_EXERCISE AIM_. Find the string "JSON" in the listing and report every line that has it.
>> begin DATA ENTRIES
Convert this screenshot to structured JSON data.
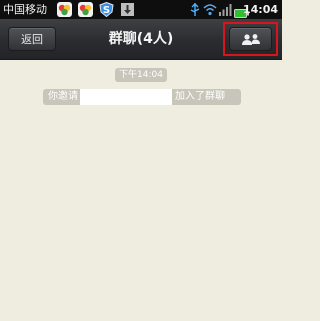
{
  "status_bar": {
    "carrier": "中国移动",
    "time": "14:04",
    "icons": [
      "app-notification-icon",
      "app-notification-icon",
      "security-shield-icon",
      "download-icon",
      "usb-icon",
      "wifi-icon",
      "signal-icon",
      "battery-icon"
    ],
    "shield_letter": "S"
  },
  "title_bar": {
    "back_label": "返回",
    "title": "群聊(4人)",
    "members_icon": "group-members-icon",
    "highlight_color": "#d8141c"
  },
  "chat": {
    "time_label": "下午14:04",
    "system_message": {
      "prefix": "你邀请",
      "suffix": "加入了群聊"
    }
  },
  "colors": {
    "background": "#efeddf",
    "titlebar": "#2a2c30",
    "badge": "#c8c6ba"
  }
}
>> end DATA ENTRIES
>> begin DATA ENTRIES
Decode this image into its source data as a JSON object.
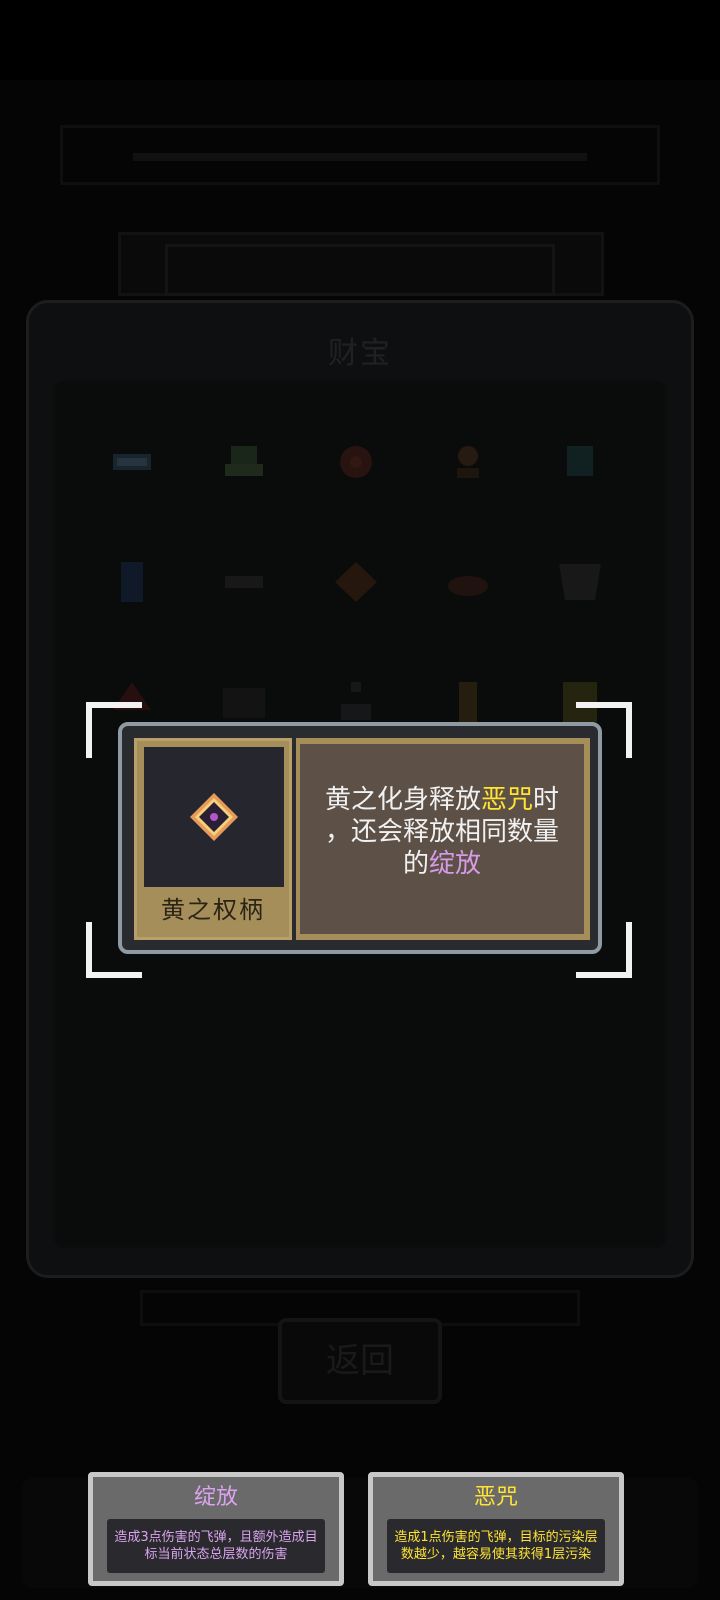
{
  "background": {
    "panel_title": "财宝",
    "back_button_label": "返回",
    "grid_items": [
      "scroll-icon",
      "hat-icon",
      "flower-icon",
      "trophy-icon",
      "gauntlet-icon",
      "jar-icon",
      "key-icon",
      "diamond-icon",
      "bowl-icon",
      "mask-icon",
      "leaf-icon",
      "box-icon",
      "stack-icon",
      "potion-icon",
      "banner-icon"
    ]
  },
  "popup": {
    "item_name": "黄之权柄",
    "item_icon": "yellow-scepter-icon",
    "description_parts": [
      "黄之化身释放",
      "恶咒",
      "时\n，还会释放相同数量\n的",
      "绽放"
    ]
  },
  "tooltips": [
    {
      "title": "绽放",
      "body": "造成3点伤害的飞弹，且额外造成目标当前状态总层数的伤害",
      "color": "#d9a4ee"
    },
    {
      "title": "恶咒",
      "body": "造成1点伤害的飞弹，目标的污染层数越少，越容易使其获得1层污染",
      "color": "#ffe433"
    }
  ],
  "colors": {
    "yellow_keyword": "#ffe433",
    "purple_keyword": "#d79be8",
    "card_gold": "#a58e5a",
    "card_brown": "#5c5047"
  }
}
>> end DATA ENTRIES
_SOLUTION TO THIS EXERCISE_.
Convert this screenshot to structured JSON data.
Decode this image into its source data as a JSON object.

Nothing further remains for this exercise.